### [Exercise instructions]
Work out how many lines of the records contain "would". Answer with the number and nothing else.

### [Data to use]
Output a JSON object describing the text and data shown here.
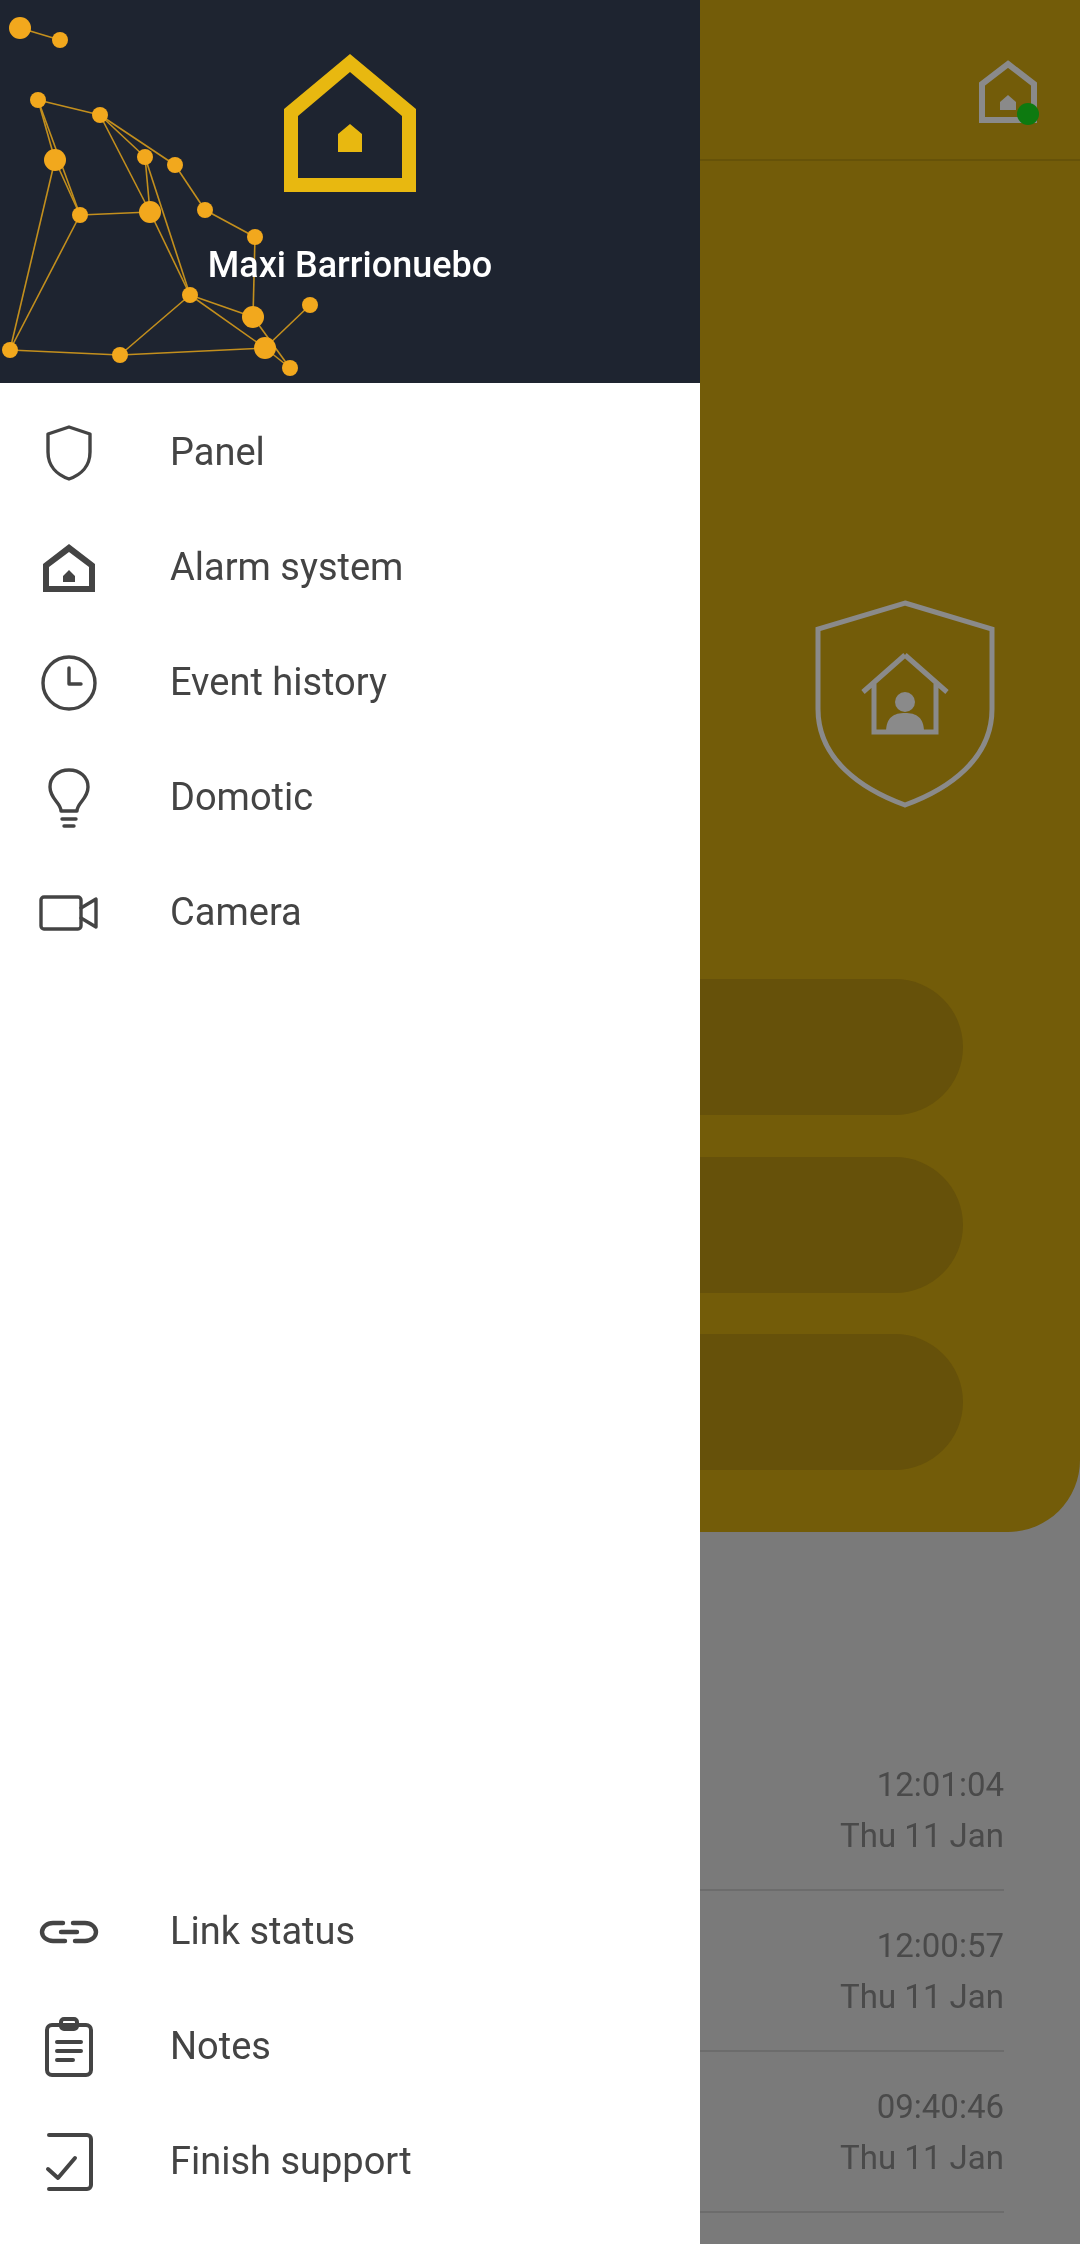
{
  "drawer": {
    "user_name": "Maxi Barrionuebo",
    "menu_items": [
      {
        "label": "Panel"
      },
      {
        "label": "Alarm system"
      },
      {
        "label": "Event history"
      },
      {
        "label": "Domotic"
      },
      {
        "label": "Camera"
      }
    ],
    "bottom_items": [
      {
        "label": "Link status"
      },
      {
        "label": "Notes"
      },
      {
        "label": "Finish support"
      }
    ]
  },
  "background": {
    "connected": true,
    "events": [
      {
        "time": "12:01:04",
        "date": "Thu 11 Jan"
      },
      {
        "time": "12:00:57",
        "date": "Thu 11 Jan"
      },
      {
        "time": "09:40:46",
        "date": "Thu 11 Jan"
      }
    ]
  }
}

--

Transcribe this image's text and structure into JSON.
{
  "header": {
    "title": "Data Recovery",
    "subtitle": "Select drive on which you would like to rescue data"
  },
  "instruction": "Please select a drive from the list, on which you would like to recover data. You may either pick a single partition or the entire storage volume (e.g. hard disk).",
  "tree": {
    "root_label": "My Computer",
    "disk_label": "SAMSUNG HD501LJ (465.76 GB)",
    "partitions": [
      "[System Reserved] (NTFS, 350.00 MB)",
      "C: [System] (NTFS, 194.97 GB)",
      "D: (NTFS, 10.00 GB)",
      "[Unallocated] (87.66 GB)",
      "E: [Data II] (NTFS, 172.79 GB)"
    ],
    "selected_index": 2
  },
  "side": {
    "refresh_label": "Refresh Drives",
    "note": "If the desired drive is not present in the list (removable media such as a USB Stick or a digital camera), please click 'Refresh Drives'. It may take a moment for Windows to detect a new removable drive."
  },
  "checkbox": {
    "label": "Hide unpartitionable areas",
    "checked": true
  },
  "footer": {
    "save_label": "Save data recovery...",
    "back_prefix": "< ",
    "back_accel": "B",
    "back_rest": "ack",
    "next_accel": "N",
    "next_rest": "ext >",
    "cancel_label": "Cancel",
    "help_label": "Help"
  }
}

--

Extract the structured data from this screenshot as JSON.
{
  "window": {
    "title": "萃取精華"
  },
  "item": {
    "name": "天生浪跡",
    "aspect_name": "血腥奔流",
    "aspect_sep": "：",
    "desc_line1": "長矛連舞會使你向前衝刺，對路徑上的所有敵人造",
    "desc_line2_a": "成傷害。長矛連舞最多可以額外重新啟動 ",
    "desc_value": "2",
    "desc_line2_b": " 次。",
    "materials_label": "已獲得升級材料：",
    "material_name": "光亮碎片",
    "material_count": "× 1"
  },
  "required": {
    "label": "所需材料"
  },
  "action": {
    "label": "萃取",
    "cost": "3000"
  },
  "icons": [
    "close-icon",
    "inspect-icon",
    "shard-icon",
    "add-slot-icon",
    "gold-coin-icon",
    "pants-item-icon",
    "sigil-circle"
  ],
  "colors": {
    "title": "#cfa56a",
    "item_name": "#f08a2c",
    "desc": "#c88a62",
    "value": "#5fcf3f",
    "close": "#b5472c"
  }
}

### [Solution to this exercise]
2